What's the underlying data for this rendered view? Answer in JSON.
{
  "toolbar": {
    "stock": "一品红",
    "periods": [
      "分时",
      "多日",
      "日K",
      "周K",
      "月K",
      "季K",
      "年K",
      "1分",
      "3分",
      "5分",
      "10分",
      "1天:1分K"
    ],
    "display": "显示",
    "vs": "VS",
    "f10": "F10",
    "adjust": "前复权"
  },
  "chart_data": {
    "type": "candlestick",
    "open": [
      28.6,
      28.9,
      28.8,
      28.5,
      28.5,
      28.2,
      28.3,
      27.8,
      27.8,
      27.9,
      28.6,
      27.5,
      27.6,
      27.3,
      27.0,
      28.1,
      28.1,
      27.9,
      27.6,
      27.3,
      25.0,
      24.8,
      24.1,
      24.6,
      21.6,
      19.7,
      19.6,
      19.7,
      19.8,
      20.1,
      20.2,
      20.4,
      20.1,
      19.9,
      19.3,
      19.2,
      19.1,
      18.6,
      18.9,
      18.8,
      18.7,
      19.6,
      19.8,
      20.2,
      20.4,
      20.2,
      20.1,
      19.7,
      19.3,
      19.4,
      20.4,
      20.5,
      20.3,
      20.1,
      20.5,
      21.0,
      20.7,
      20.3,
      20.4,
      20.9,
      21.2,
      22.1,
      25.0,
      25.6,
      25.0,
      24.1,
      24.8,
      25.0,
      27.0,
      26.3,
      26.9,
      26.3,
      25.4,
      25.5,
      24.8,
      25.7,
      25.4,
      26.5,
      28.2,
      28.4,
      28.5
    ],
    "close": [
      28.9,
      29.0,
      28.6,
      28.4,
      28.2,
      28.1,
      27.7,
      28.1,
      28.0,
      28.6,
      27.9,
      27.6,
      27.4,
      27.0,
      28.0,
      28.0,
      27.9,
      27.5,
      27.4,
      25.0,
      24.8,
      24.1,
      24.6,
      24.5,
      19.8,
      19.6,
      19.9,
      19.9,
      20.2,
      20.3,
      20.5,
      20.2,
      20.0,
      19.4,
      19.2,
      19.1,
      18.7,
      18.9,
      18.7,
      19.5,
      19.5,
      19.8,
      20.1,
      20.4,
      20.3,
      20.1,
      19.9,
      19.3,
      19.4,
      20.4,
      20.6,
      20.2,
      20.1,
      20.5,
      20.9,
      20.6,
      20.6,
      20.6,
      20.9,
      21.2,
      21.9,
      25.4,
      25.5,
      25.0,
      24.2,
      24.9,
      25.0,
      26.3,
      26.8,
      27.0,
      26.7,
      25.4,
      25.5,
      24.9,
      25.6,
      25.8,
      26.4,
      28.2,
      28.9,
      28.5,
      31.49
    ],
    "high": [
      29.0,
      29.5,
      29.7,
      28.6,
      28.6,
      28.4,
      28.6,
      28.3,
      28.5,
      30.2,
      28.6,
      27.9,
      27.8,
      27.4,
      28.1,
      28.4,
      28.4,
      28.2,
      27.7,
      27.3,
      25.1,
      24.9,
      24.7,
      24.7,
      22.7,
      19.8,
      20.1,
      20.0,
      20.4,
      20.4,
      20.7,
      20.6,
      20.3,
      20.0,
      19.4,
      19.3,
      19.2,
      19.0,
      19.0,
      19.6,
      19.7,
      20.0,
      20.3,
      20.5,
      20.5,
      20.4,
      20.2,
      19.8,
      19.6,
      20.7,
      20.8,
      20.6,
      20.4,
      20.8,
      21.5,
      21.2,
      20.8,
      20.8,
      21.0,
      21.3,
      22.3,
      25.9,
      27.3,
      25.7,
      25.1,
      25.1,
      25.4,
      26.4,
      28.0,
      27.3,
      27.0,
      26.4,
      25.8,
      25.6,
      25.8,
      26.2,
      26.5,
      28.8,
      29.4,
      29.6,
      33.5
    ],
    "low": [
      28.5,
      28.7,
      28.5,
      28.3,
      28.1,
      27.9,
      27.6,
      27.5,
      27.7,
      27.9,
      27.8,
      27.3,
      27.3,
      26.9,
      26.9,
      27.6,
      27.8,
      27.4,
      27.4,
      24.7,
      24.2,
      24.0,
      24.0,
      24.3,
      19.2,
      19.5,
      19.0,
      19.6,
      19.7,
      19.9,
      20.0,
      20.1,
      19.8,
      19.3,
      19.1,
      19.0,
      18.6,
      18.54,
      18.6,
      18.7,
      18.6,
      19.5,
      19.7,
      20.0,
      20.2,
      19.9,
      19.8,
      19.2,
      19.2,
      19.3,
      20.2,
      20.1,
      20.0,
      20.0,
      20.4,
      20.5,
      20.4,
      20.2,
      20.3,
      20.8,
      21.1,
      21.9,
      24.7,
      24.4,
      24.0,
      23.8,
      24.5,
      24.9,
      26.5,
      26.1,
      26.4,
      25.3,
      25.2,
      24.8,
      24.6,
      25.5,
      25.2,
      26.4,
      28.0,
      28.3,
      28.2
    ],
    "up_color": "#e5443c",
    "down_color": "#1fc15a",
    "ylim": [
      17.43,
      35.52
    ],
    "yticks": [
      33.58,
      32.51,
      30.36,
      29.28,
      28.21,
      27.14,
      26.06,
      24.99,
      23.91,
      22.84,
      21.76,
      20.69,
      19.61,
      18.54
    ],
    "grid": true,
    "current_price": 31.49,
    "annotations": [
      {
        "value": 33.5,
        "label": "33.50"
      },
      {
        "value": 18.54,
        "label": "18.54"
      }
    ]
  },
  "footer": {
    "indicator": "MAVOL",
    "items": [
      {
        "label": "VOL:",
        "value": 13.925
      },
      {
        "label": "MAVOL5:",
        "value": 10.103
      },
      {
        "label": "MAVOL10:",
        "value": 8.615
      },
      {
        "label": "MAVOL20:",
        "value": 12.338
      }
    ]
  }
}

======

REQUEST: Your task is to gather every line with the word "label" and copy it.

SOLUTION TO THE EXERCISE:
        "label": "33.50"
        "label": "18.54"
        "label": "VOL:",
        "label": "MAVOL5:",
        "label": "MAVOL10:",
        "label": "MAVOL20:",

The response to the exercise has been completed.